● **What you should do**: All entries must be extracted exactly, with nothing added or dropped.

● **Supplied information**:
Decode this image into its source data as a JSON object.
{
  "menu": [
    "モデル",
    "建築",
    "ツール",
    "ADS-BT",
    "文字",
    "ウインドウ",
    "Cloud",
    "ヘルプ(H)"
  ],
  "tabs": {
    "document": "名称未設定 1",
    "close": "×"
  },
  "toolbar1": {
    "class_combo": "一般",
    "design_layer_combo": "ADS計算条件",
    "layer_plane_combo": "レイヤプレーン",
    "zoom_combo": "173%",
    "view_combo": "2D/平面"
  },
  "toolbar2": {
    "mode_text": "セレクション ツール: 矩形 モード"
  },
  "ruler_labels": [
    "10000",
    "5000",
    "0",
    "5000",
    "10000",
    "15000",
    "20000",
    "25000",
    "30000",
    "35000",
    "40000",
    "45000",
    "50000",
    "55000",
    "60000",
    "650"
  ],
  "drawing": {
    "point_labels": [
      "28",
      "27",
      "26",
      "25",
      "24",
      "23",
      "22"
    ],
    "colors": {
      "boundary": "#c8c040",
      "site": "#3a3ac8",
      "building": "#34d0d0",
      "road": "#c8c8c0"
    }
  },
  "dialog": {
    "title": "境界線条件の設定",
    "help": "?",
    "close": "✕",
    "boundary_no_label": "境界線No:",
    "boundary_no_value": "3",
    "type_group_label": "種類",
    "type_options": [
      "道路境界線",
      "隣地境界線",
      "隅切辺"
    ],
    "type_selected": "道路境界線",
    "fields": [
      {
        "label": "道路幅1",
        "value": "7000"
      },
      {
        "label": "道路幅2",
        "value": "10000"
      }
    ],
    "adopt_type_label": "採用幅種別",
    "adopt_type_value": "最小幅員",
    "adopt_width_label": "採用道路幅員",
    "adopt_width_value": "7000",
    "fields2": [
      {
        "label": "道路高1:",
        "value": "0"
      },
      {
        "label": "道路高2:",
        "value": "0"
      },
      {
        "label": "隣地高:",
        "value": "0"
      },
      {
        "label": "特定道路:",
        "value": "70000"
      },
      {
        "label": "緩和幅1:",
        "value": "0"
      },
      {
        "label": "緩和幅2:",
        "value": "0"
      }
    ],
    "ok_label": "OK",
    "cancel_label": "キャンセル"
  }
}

● **The solution**:
Decode this image into its source data as a JSON object.
{
  "menu": [
    "モデル",
    "建築",
    "ツール",
    "ADS-BT",
    "文字",
    "ウインドウ",
    "Cloud",
    "ヘルプ(H)"
  ],
  "tabs": {
    "document": "名称未設定 1",
    "close": "×"
  },
  "toolbar1": {
    "class_combo": "一般",
    "design_layer_combo": "ADS計算条件",
    "layer_plane_combo": "レイヤプレーン",
    "zoom_combo": "173%",
    "view_combo": "2D/平面"
  },
  "toolbar2": {
    "mode_text": "セレクション ツール: 矩形 モード"
  },
  "ruler_labels": [
    "10000",
    "5000",
    "0",
    "5000",
    "10000",
    "15000",
    "20000",
    "25000",
    "30000",
    "35000",
    "40000",
    "45000",
    "50000",
    "55000",
    "60000",
    "650"
  ],
  "drawing": {
    "point_labels": [
      "28",
      "27",
      "26",
      "25",
      "24",
      "23",
      "22"
    ],
    "colors": {
      "boundary": "#c8c040",
      "site": "#3a3ac8",
      "building": "#34d0d0",
      "road": "#c8c8c0"
    }
  },
  "dialog": {
    "title": "境界線条件の設定",
    "help": "?",
    "close": "✕",
    "boundary_no_label": "境界線No:",
    "boundary_no_value": "3",
    "type_group_label": "種類",
    "type_options": [
      "道路境界線",
      "隣地境界線",
      "隅切辺"
    ],
    "type_selected": "道路境界線",
    "fields": [
      {
        "label": "道路幅1",
        "value": "7000"
      },
      {
        "label": "道路幅2",
        "value": "10000"
      }
    ],
    "adopt_type_label": "採用幅種別",
    "adopt_type_value": "最小幅員",
    "adopt_width_label": "採用道路幅員",
    "adopt_width_value": "7000",
    "fields2": [
      {
        "label": "道路高1:",
        "value": "0"
      },
      {
        "label": "道路高2:",
        "value": "0"
      },
      {
        "label": "隣地高:",
        "value": "0"
      },
      {
        "label": "特定道路:",
        "value": "70000"
      },
      {
        "label": "緩和幅1:",
        "value": "0"
      },
      {
        "label": "緩和幅2:",
        "value": "0"
      }
    ],
    "ok_label": "OK",
    "cancel_label": "キャンセル"
  }
}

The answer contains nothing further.